> [Exercise] Copy exactly the last part of the entries, starting from the line with "Type out the text in this image." and including the final line.

> [Entries]
◇ ◇ ◇ ◇ ◇

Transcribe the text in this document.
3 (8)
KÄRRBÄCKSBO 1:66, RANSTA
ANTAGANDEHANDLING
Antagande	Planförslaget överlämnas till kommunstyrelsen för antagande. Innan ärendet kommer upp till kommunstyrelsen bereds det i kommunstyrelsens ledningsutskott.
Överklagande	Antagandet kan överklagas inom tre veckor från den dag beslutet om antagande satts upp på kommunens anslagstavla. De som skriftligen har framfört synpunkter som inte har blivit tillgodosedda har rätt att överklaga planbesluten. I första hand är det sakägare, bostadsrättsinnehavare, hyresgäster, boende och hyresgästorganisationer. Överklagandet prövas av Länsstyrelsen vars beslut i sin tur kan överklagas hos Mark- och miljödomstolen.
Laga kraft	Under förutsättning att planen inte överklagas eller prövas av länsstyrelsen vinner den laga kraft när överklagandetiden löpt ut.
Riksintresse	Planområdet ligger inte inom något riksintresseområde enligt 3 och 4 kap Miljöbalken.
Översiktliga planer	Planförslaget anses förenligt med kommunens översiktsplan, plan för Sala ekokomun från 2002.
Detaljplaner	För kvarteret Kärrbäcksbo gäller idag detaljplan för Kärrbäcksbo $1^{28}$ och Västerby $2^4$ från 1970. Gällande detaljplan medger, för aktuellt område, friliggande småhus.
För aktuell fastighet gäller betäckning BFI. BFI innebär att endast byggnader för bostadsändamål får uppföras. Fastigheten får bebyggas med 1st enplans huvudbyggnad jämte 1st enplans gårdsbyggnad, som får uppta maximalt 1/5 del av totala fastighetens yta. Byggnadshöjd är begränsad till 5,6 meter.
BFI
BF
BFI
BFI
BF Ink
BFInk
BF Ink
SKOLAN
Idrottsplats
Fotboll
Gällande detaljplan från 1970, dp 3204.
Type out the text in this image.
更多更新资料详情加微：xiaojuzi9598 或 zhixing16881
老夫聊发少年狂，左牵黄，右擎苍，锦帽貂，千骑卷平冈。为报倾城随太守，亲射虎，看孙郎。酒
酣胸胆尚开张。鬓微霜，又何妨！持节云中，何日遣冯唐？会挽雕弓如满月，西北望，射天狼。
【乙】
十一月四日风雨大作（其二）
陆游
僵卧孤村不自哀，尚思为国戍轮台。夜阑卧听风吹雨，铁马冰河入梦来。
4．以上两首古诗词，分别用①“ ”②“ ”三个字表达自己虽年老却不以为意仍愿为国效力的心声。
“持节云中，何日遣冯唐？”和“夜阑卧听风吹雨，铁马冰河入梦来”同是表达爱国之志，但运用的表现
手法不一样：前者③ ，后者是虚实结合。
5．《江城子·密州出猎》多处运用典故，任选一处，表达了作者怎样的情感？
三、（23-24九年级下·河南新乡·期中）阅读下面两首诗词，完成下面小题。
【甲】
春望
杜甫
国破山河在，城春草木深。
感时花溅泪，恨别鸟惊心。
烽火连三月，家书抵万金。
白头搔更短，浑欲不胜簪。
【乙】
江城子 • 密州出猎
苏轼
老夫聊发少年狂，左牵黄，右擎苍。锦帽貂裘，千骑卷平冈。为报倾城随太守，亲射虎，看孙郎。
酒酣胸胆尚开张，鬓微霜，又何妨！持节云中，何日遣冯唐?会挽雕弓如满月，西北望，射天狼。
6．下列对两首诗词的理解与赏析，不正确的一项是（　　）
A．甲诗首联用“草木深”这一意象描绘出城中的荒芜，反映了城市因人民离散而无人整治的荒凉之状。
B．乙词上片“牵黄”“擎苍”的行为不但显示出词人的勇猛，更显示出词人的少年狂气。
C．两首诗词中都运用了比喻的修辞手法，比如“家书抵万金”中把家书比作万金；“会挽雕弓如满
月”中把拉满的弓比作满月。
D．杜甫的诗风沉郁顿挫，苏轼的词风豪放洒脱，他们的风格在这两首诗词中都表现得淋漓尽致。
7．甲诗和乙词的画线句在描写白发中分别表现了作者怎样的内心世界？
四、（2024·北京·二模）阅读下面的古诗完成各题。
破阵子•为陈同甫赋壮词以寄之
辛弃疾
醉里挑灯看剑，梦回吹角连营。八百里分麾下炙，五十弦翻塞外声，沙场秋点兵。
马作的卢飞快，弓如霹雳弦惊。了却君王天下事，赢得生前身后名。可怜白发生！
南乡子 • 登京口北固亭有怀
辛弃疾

◇ ◇ ◇ ◇ ◇

> [Solved exercise]
Type out the text in this image.
更多更新资料详情加微：xiaojuzi9598 或 zhixing16881
老夫聊发少年狂，左牵黄，右擎苍，锦帽貂，千骑卷平冈。为报倾城随太守，亲射虎，看孙郎。酒
酣胸胆尚开张。鬓微霜，又何妨！持节云中，何日遣冯唐？会挽雕弓如满月，西北望，射天狼。
【乙】
十一月四日风雨大作（其二）
陆游
僵卧孤村不自哀，尚思为国戍轮台。夜阑卧听风吹雨，铁马冰河入梦来。
4．以上两首古诗词，分别用①“ ”②“ ”三个字表达自己虽年老却不以为意仍愿为国效力的心声。
“持节云中，何日遣冯唐？”和“夜阑卧听风吹雨，铁马冰河入梦来”同是表达爱国之志，但运用的表现
手法不一样：前者③ ，后者是虚实结合。
5．《江城子·密州出猎》多处运用典故，任选一处，表达了作者怎样的情感？
三、（23-24九年级下·河南新乡·期中）阅读下面两首诗词，完成下面小题。
【甲】
春望
杜甫
国破山河在，城春草木深。
感时花溅泪，恨别鸟惊心。
烽火连三月，家书抵万金。
白头搔更短，浑欲不胜簪。
【乙】
江城子 • 密州出猎
苏轼
老夫聊发少年狂，左牵黄，右擎苍。锦帽貂裘，千骑卷平冈。为报倾城随太守，亲射虎，看孙郎。
酒酣胸胆尚开张，鬓微霜，又何妨！持节云中，何日遣冯唐?会挽雕弓如满月，西北望，射天狼。
6．下列对两首诗词的理解与赏析，不正确的一项是（　　）
A．甲诗首联用“草木深”这一意象描绘出城中的荒芜，反映了城市因人民离散而无人整治的荒凉之状。
B．乙词上片“牵黄”“擎苍”的行为不但显示出词人的勇猛，更显示出词人的少年狂气。
C．两首诗词中都运用了比喻的修辞手法，比如“家书抵万金”中把家书比作万金；“会挽雕弓如满
月”中把拉满的弓比作满月。
D．杜甫的诗风沉郁顿挫，苏轼的词风豪放洒脱，他们的风格在这两首诗词中都表现得淋漓尽致。
7．甲诗和乙词的画线句在描写白发中分别表现了作者怎样的内心世界？
四、（2024·北京·二模）阅读下面的古诗完成各题。
破阵子•为陈同甫赋壮词以寄之
辛弃疾
醉里挑灯看剑，梦回吹角连营。八百里分麾下炙，五十弦翻塞外声，沙场秋点兵。
马作的卢飞快，弓如霹雳弦惊。了却君王天下事，赢得生前身后名。可怜白发生！
南乡子 • 登京口北固亭有怀
辛弃疾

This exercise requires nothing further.